> **PROBLEM DESCRIPTION**: Write the data out again, exactly as given.

Collected data

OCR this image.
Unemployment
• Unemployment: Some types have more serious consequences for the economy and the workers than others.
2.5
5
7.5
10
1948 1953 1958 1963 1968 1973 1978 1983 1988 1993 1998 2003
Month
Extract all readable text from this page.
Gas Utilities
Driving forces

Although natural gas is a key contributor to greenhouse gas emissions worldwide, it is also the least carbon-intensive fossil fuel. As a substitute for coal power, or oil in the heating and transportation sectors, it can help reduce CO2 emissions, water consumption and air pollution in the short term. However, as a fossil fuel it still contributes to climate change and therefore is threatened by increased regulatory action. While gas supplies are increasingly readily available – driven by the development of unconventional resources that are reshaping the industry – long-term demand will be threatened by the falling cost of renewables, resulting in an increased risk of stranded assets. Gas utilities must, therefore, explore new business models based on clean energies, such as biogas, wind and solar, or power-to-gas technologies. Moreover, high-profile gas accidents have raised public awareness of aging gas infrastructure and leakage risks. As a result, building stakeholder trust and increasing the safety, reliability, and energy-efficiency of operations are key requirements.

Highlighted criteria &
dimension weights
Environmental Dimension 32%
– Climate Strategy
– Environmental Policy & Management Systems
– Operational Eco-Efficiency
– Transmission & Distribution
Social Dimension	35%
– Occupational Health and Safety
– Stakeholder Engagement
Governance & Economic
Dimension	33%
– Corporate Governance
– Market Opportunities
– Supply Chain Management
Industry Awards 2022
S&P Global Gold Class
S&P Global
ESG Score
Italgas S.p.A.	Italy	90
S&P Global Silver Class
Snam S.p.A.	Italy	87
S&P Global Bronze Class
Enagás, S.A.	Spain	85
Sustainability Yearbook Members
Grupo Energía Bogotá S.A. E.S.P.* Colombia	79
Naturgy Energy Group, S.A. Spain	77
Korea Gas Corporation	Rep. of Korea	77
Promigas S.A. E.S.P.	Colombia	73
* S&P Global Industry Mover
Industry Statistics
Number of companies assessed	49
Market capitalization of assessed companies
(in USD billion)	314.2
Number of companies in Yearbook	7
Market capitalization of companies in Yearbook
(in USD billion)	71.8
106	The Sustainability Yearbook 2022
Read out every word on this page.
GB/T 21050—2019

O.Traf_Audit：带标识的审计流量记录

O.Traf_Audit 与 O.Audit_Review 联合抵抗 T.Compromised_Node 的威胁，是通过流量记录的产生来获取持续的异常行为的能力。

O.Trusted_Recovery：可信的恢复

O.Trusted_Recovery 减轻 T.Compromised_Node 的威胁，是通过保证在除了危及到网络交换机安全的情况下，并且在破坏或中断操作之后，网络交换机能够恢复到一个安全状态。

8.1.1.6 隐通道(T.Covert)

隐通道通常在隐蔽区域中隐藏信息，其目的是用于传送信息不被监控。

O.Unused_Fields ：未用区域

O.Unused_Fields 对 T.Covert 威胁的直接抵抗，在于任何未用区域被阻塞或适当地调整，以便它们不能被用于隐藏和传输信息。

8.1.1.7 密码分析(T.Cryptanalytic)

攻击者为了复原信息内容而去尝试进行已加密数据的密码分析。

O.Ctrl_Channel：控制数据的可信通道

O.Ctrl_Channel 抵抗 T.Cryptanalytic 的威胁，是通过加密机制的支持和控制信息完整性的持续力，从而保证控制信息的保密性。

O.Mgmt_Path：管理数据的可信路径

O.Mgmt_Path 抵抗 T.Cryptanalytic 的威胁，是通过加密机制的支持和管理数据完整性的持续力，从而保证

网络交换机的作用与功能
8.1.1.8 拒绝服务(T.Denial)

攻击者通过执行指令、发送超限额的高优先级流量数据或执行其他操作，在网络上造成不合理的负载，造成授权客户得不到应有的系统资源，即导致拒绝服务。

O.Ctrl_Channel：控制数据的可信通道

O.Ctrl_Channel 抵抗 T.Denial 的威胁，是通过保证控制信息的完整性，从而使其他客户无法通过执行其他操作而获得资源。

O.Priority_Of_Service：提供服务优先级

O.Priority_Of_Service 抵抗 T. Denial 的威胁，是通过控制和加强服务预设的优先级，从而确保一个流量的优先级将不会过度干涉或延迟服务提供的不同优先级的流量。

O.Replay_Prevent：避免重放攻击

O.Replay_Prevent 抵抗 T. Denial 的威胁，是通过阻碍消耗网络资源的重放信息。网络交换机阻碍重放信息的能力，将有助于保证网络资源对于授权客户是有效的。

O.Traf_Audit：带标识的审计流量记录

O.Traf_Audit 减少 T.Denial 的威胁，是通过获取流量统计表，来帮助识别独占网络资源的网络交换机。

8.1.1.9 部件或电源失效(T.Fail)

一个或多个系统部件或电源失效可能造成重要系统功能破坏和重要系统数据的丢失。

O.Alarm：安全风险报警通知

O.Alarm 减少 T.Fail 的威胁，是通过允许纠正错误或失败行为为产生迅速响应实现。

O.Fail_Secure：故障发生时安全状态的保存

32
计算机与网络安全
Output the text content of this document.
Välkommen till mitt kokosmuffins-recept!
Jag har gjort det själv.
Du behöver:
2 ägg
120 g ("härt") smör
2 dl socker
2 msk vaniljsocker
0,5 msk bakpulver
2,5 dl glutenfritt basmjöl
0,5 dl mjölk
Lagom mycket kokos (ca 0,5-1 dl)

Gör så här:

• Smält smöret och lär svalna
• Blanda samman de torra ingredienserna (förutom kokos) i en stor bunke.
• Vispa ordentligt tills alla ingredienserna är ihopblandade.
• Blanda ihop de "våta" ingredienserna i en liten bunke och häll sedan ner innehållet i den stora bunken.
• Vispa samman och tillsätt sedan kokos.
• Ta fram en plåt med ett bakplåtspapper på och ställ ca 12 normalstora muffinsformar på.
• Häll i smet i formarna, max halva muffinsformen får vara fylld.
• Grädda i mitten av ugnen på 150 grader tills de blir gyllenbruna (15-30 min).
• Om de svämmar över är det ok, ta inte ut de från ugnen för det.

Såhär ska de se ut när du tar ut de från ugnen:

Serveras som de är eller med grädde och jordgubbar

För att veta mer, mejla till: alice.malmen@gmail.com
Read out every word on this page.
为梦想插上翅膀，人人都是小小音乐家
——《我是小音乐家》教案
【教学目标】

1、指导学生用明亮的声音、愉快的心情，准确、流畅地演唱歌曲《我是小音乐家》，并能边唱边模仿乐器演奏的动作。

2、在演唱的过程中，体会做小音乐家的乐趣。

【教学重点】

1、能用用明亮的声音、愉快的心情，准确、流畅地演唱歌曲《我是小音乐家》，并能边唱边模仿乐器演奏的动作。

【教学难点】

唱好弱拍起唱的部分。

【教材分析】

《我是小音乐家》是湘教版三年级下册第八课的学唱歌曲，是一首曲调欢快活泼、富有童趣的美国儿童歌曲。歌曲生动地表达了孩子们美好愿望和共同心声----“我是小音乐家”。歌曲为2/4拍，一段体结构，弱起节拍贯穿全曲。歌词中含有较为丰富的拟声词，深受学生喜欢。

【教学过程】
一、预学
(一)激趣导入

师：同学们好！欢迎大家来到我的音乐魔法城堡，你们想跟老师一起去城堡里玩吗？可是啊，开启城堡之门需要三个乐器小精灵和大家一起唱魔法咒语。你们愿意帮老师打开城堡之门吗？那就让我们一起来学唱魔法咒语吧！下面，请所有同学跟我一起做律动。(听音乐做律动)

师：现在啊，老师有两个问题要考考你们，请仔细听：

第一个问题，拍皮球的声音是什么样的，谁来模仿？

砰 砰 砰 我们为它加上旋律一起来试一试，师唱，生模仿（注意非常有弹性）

> **OUTPUT**:
OCR this image.
Unemployment
• Unemployment: Some types have more serious consequences for the economy and the workers than others.
2.5
5
7.5
10
1948 1953 1958 1963 1968 1973 1978 1983 1988 1993 1998 2003
Month
Extract all readable text from this page.
Gas Utilities
Driving forces

Although natural gas is a key contributor to greenhouse gas emissions worldwide, it is also the least carbon-intensive fossil fuel. As a substitute for coal power, or oil in the heating and transportation sectors, it can help reduce CO2 emissions, water consumption and air pollution in the short term. However, as a fossil fuel it still contributes to climate change and therefore is threatened by increased regulatory action. While gas supplies are increasingly readily available – driven by the development of unconventional resources that are reshaping the industry – long-term demand will be threatened by the falling cost of renewables, resulting in an increased risk of stranded assets. Gas utilities must, therefore, explore new business models based on clean energies, such as biogas, wind and solar, or power-to-gas technologies. Moreover, high-profile gas accidents have raised public awareness of aging gas infrastructure and leakage risks. As a result, building stakeholder trust and increasing the safety, reliability, and energy-efficiency of operations are key requirements.

Highlighted criteria &
dimension weights
Environmental Dimension 32%
– Climate Strategy
– Environmental Policy & Management Systems
– Operational Eco-Efficiency
– Transmission & Distribution
Social Dimension	35%
– Occupational Health and Safety
– Stakeholder Engagement
Governance & Economic
Dimension	33%
– Corporate Governance
– Market Opportunities
– Supply Chain Management
Industry Awards 2022
S&P Global Gold Class
S&P Global
ESG Score
Italgas S.p.A.	Italy	90
S&P Global Silver Class
Snam S.p.A.	Italy	87
S&P Global Bronze Class
Enagás, S.A.	Spain	85
Sustainability Yearbook Members
Grupo Energía Bogotá S.A. E.S.P.* Colombia	79
Naturgy Energy Group, S.A. Spain	77
Korea Gas Corporation	Rep. of Korea	77
Promigas S.A. E.S.P.	Colombia	73
* S&P Global Industry Mover
Industry Statistics
Number of companies assessed	49
Market capitalization of assessed companies
(in USD billion)	314.2
Number of companies in Yearbook	7
Market capitalization of companies in Yearbook
(in USD billion)	71.8
106	The Sustainability Yearbook 2022
Read out every word on this page.
GB/T 21050—2019

O.Traf_Audit：带标识的审计流量记录

O.Traf_Audit 与 O.Audit_Review 联合抵抗 T.Compromised_Node 的威胁，是通过流量记录的产生来获取持续的异常行为的能力。

O.Trusted_Recovery：可信的恢复

O.Trusted_Recovery 减轻 T.Compromised_Node 的威胁，是通过保证在除了危及到网络交换机安全的情况下，并且在破坏或中断操作之后，网络交换机能够恢复到一个安全状态。

8.1.1.6 隐通道(T.Covert)

隐通道通常在隐蔽区域中隐藏信息，其目的是用于传送信息不被监控。

O.Unused_Fields ：未用区域

O.Unused_Fields 对 T.Covert 威胁的直接抵抗，在于任何未用区域被阻塞或适当地调整，以便它们不能被用于隐藏和传输信息。

8.1.1.7 密码分析(T.Cryptanalytic)

攻击者为了复原信息内容而去尝试进行已加密数据的密码分析。

O.Ctrl_Channel：控制数据的可信通道

O.Ctrl_Channel 抵抗 T.Cryptanalytic 的威胁，是通过加密机制的支持和控制信息完整性的持续力，从而保证控制信息的保密性。

O.Mgmt_Path：管理数据的可信路径

O.Mgmt_Path 抵抗 T.Cryptanalytic 的威胁，是通过加密机制的支持和管理数据完整性的持续力，从而保证

网络交换机的作用与功能
8.1.1.8 拒绝服务(T.Denial)

攻击者通过执行指令、发送超限额的高优先级流量数据或执行其他操作，在网络上造成不合理的负载，造成授权客户得不到应有的系统资源，即导致拒绝服务。

O.Ctrl_Channel：控制数据的可信通道

O.Ctrl_Channel 抵抗 T.Denial 的威胁，是通过保证控制信息的完整性，从而使其他客户无法通过执行其他操作而获得资源。

O.Priority_Of_Service：提供服务优先级

O.Priority_Of_Service 抵抗 T. Denial 的威胁，是通过控制和加强服务预设的优先级，从而确保一个流量的优先级将不会过度干涉或延迟服务提供的不同优先级的流量。

O.Replay_Prevent：避免重放攻击

O.Replay_Prevent 抵抗 T. Denial 的威胁，是通过阻碍消耗网络资源的重放信息。网络交换机阻碍重放信息的能力，将有助于保证网络资源对于授权客户是有效的。

O.Traf_Audit：带标识的审计流量记录

O.Traf_Audit 减少 T.Denial 的威胁，是通过获取流量统计表，来帮助识别独占网络资源的网络交换机。

8.1.1.9 部件或电源失效(T.Fail)

一个或多个系统部件或电源失效可能造成重要系统功能破坏和重要系统数据的丢失。

O.Alarm：安全风险报警通知

O.Alarm 减少 T.Fail 的威胁，是通过允许纠正错误或失败行为为产生迅速响应实现。

O.Fail_Secure：故障发生时安全状态的保存

32
计算机与网络安全
Output the text content of this document.
Välkommen till mitt kokosmuffins-recept!
Jag har gjort det själv.
Du behöver:
2 ägg
120 g ("härt") smör
2 dl socker
2 msk vaniljsocker
0,5 msk bakpulver
2,5 dl glutenfritt basmjöl
0,5 dl mjölk
Lagom mycket kokos (ca 0,5-1 dl)

Gör så här:

• Smält smöret och lär svalna
• Blanda samman de torra ingredienserna (förutom kokos) i en stor bunke.
• Vispa ordentligt tills alla ingredienserna är ihopblandade.
• Blanda ihop de "våta" ingredienserna i en liten bunke och häll sedan ner innehållet i den stora bunken.
• Vispa samman och tillsätt sedan kokos.
• Ta fram en plåt med ett bakplåtspapper på och ställ ca 12 normalstora muffinsformar på.
• Häll i smet i formarna, max halva muffinsformen får vara fylld.
• Grädda i mitten av ugnen på 150 grader tills de blir gyllenbruna (15-30 min).
• Om de svämmar över är det ok, ta inte ut de från ugnen för det.

Såhär ska de se ut när du tar ut de från ugnen:

Serveras som de är eller med grädde och jordgubbar

För att veta mer, mejla till: alice.malmen@gmail.com
Read out every word on this page.
为梦想插上翅膀，人人都是小小音乐家
——《我是小音乐家》教案
【教学目标】

1、指导学生用明亮的声音、愉快的心情，准确、流畅地演唱歌曲《我是小音乐家》，并能边唱边模仿乐器演奏的动作。

2、在演唱的过程中，体会做小音乐家的乐趣。

【教学重点】

1、能用用明亮的声音、愉快的心情，准确、流畅地演唱歌曲《我是小音乐家》，并能边唱边模仿乐器演奏的动作。

【教学难点】

唱好弱拍起唱的部分。

【教材分析】

《我是小音乐家》是湘教版三年级下册第八课的学唱歌曲，是一首曲调欢快活泼、富有童趣的美国儿童歌曲。歌曲生动地表达了孩子们美好愿望和共同心声----“我是小音乐家”。歌曲为2/4拍，一段体结构，弱起节拍贯穿全曲。歌词中含有较为丰富的拟声词，深受学生喜欢。

【教学过程】
一、预学
(一)激趣导入

师：同学们好！欢迎大家来到我的音乐魔法城堡，你们想跟老师一起去城堡里玩吗？可是啊，开启城堡之门需要三个乐器小精灵和大家一起唱魔法咒语。你们愿意帮老师打开城堡之门吗？那就让我们一起来学唱魔法咒语吧！下面，请所有同学跟我一起做律动。(听音乐做律动)

师：现在啊，老师有两个问题要考考你们，请仔细听：

第一个问题，拍皮球的声音是什么样的，谁来模仿？

砰 砰 砰 我们为它加上旋律一起来试一试，师唱，生模仿（注意非常有弹性）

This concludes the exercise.